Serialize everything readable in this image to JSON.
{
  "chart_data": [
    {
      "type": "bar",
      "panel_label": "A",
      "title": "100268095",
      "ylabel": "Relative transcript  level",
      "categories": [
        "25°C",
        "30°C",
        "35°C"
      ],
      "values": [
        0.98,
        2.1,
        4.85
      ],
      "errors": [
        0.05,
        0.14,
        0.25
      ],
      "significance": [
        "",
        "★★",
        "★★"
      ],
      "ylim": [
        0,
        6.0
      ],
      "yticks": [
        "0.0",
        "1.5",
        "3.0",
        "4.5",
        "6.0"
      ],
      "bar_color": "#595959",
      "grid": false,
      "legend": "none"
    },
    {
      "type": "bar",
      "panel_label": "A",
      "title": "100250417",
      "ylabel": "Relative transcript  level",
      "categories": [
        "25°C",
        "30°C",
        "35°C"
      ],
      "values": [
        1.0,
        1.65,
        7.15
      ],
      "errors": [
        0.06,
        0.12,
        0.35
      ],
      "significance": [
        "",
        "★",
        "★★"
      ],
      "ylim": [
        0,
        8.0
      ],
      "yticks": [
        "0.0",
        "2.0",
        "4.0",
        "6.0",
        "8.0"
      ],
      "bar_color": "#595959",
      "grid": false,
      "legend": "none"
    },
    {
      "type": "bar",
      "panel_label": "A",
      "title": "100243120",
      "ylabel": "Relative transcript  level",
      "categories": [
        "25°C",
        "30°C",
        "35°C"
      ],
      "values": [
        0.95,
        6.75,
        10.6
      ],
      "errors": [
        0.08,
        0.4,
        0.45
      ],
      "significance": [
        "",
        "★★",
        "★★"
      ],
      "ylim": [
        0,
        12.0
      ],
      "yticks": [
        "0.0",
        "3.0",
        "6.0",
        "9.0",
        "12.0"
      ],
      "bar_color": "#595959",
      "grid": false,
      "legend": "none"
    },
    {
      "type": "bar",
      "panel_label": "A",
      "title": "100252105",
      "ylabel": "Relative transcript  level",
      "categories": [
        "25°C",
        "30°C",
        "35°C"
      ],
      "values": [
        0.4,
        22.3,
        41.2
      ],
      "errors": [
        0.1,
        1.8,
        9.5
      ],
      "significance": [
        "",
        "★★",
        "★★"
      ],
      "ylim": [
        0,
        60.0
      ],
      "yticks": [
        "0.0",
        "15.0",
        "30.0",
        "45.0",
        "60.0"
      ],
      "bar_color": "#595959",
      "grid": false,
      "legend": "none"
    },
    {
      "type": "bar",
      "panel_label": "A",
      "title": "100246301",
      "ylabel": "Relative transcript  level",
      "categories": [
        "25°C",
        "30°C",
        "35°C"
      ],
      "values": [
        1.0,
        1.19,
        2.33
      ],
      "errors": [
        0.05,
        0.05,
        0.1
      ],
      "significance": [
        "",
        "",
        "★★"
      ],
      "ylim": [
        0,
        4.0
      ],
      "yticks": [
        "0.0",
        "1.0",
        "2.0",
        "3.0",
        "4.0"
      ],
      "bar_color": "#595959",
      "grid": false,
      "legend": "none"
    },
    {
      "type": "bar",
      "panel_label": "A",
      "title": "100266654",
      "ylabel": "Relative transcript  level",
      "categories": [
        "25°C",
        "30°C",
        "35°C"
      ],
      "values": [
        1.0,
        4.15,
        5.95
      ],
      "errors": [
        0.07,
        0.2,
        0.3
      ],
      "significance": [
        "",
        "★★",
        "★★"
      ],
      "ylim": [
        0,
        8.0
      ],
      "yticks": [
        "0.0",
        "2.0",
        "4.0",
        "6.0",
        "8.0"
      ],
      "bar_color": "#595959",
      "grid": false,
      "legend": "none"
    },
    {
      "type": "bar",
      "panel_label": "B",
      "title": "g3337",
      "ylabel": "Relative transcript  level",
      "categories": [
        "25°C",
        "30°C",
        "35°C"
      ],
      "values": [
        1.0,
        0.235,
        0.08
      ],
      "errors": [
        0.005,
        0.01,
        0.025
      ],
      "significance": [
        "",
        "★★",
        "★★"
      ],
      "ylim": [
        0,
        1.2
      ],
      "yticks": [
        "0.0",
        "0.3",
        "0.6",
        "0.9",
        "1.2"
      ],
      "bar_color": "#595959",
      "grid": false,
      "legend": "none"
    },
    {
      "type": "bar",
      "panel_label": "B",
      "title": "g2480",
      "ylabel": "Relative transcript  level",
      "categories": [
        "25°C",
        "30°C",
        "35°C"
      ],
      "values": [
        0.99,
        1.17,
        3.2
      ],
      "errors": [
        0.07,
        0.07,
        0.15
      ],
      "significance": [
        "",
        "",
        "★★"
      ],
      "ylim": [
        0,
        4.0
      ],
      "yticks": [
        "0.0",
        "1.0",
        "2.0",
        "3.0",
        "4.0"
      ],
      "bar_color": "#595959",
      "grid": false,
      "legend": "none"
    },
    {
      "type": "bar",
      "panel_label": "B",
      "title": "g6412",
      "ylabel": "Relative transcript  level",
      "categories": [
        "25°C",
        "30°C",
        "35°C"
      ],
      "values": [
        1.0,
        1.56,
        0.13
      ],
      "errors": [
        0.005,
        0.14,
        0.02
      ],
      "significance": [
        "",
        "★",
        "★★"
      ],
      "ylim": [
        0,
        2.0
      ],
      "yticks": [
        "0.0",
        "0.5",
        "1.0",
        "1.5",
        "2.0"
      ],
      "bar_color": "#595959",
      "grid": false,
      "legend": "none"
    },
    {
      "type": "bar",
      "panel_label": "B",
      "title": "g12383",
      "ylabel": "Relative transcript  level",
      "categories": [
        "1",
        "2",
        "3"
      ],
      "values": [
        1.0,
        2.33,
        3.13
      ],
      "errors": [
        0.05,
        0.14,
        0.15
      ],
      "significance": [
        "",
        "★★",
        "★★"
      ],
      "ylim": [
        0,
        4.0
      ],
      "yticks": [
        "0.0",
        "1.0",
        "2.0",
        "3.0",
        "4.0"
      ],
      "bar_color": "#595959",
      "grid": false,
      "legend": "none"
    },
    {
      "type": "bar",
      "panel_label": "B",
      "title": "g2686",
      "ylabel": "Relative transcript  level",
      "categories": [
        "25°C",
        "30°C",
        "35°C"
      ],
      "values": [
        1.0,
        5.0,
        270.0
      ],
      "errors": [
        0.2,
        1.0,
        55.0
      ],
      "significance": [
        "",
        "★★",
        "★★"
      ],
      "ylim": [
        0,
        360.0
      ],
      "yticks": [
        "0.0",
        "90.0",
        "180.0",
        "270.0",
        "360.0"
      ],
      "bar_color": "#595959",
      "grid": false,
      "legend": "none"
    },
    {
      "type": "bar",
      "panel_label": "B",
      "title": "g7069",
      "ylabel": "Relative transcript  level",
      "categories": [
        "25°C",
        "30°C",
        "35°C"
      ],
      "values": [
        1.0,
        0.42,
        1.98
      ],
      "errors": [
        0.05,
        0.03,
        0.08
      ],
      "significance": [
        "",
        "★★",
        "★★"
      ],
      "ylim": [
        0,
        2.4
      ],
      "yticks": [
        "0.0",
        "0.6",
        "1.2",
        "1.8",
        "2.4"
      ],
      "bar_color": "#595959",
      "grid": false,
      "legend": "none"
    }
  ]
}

EXERCISE: Copy every record exactly, with nothing added or dropped.

FULL SOLUTION:
Serialize everything readable in this image to JSON.
{
  "chart_data": [
    {
      "type": "bar",
      "panel_label": "A",
      "title": "100268095",
      "ylabel": "Relative transcript  level",
      "categories": [
        "25°C",
        "30°C",
        "35°C"
      ],
      "values": [
        0.98,
        2.1,
        4.85
      ],
      "errors": [
        0.05,
        0.14,
        0.25
      ],
      "significance": [
        "",
        "★★",
        "★★"
      ],
      "ylim": [
        0,
        6.0
      ],
      "yticks": [
        "0.0",
        "1.5",
        "3.0",
        "4.5",
        "6.0"
      ],
      "bar_color": "#595959",
      "grid": false,
      "legend": "none"
    },
    {
      "type": "bar",
      "panel_label": "A",
      "title": "100250417",
      "ylabel": "Relative transcript  level",
      "categories": [
        "25°C",
        "30°C",
        "35°C"
      ],
      "values": [
        1.0,
        1.65,
        7.15
      ],
      "errors": [
        0.06,
        0.12,
        0.35
      ],
      "significance": [
        "",
        "★",
        "★★"
      ],
      "ylim": [
        0,
        8.0
      ],
      "yticks": [
        "0.0",
        "2.0",
        "4.0",
        "6.0",
        "8.0"
      ],
      "bar_color": "#595959",
      "grid": false,
      "legend": "none"
    },
    {
      "type": "bar",
      "panel_label": "A",
      "title": "100243120",
      "ylabel": "Relative transcript  level",
      "categories": [
        "25°C",
        "30°C",
        "35°C"
      ],
      "values": [
        0.95,
        6.75,
        10.6
      ],
      "errors": [
        0.08,
        0.4,
        0.45
      ],
      "significance": [
        "",
        "★★",
        "★★"
      ],
      "ylim": [
        0,
        12.0
      ],
      "yticks": [
        "0.0",
        "3.0",
        "6.0",
        "9.0",
        "12.0"
      ],
      "bar_color": "#595959",
      "grid": false,
      "legend": "none"
    },
    {
      "type": "bar",
      "panel_label": "A",
      "title": "100252105",
      "ylabel": "Relative transcript  level",
      "categories": [
        "25°C",
        "30°C",
        "35°C"
      ],
      "values": [
        0.4,
        22.3,
        41.2
      ],
      "errors": [
        0.1,
        1.8,
        9.5
      ],
      "significance": [
        "",
        "★★",
        "★★"
      ],
      "ylim": [
        0,
        60.0
      ],
      "yticks": [
        "0.0",
        "15.0",
        "30.0",
        "45.0",
        "60.0"
      ],
      "bar_color": "#595959",
      "grid": false,
      "legend": "none"
    },
    {
      "type": "bar",
      "panel_label": "A",
      "title": "100246301",
      "ylabel": "Relative transcript  level",
      "categories": [
        "25°C",
        "30°C",
        "35°C"
      ],
      "values": [
        1.0,
        1.19,
        2.33
      ],
      "errors": [
        0.05,
        0.05,
        0.1
      ],
      "significance": [
        "",
        "",
        "★★"
      ],
      "ylim": [
        0,
        4.0
      ],
      "yticks": [
        "0.0",
        "1.0",
        "2.0",
        "3.0",
        "4.0"
      ],
      "bar_color": "#595959",
      "grid": false,
      "legend": "none"
    },
    {
      "type": "bar",
      "panel_label": "A",
      "title": "100266654",
      "ylabel": "Relative transcript  level",
      "categories": [
        "25°C",
        "30°C",
        "35°C"
      ],
      "values": [
        1.0,
        4.15,
        5.95
      ],
      "errors": [
        0.07,
        0.2,
        0.3
      ],
      "significance": [
        "",
        "★★",
        "★★"
      ],
      "ylim": [
        0,
        8.0
      ],
      "yticks": [
        "0.0",
        "2.0",
        "4.0",
        "6.0",
        "8.0"
      ],
      "bar_color": "#595959",
      "grid": false,
      "legend": "none"
    },
    {
      "type": "bar",
      "panel_label": "B",
      "title": "g3337",
      "ylabel": "Relative transcript  level",
      "categories": [
        "25°C",
        "30°C",
        "35°C"
      ],
      "values": [
        1.0,
        0.235,
        0.08
      ],
      "errors": [
        0.005,
        0.01,
        0.025
      ],
      "significance": [
        "",
        "★★",
        "★★"
      ],
      "ylim": [
        0,
        1.2
      ],
      "yticks": [
        "0.0",
        "0.3",
        "0.6",
        "0.9",
        "1.2"
      ],
      "bar_color": "#595959",
      "grid": false,
      "legend": "none"
    },
    {
      "type": "bar",
      "panel_label": "B",
      "title": "g2480",
      "ylabel": "Relative transcript  level",
      "categories": [
        "25°C",
        "30°C",
        "35°C"
      ],
      "values": [
        0.99,
        1.17,
        3.2
      ],
      "errors": [
        0.07,
        0.07,
        0.15
      ],
      "significance": [
        "",
        "",
        "★★"
      ],
      "ylim": [
        0,
        4.0
      ],
      "yticks": [
        "0.0",
        "1.0",
        "2.0",
        "3.0",
        "4.0"
      ],
      "bar_color": "#595959",
      "grid": false,
      "legend": "none"
    },
    {
      "type": "bar",
      "panel_label": "B",
      "title": "g6412",
      "ylabel": "Relative transcript  level",
      "categories": [
        "25°C",
        "30°C",
        "35°C"
      ],
      "values": [
        1.0,
        1.56,
        0.13
      ],
      "errors": [
        0.005,
        0.14,
        0.02
      ],
      "significance": [
        "",
        "★",
        "★★"
      ],
      "ylim": [
        0,
        2.0
      ],
      "yticks": [
        "0.0",
        "0.5",
        "1.0",
        "1.5",
        "2.0"
      ],
      "bar_color": "#595959",
      "grid": false,
      "legend": "none"
    },
    {
      "type": "bar",
      "panel_label": "B",
      "title": "g12383",
      "ylabel": "Relative transcript  level",
      "categories": [
        "1",
        "2",
        "3"
      ],
      "values": [
        1.0,
        2.33,
        3.13
      ],
      "errors": [
        0.05,
        0.14,
        0.15
      ],
      "significance": [
        "",
        "★★",
        "★★"
      ],
      "ylim": [
        0,
        4.0
      ],
      "yticks": [
        "0.0",
        "1.0",
        "2.0",
        "3.0",
        "4.0"
      ],
      "bar_color": "#595959",
      "grid": false,
      "legend": "none"
    },
    {
      "type": "bar",
      "panel_label": "B",
      "title": "g2686",
      "ylabel": "Relative transcript  level",
      "categories": [
        "25°C",
        "30°C",
        "35°C"
      ],
      "values": [
        1.0,
        5.0,
        270.0
      ],
      "errors": [
        0.2,
        1.0,
        55.0
      ],
      "significance": [
        "",
        "★★",
        "★★"
      ],
      "ylim": [
        0,
        360.0
      ],
      "yticks": [
        "0.0",
        "90.0",
        "180.0",
        "270.0",
        "360.0"
      ],
      "bar_color": "#595959",
      "grid": false,
      "legend": "none"
    },
    {
      "type": "bar",
      "panel_label": "B",
      "title": "g7069",
      "ylabel": "Relative transcript  level",
      "categories": [
        "25°C",
        "30°C",
        "35°C"
      ],
      "values": [
        1.0,
        0.42,
        1.98
      ],
      "errors": [
        0.05,
        0.03,
        0.08
      ],
      "significance": [
        "",
        "★★",
        "★★"
      ],
      "ylim": [
        0,
        2.4
      ],
      "yticks": [
        "0.0",
        "0.6",
        "1.2",
        "1.8",
        "2.4"
      ],
      "bar_color": "#595959",
      "grid": false,
      "legend": "none"
    }
  ]
}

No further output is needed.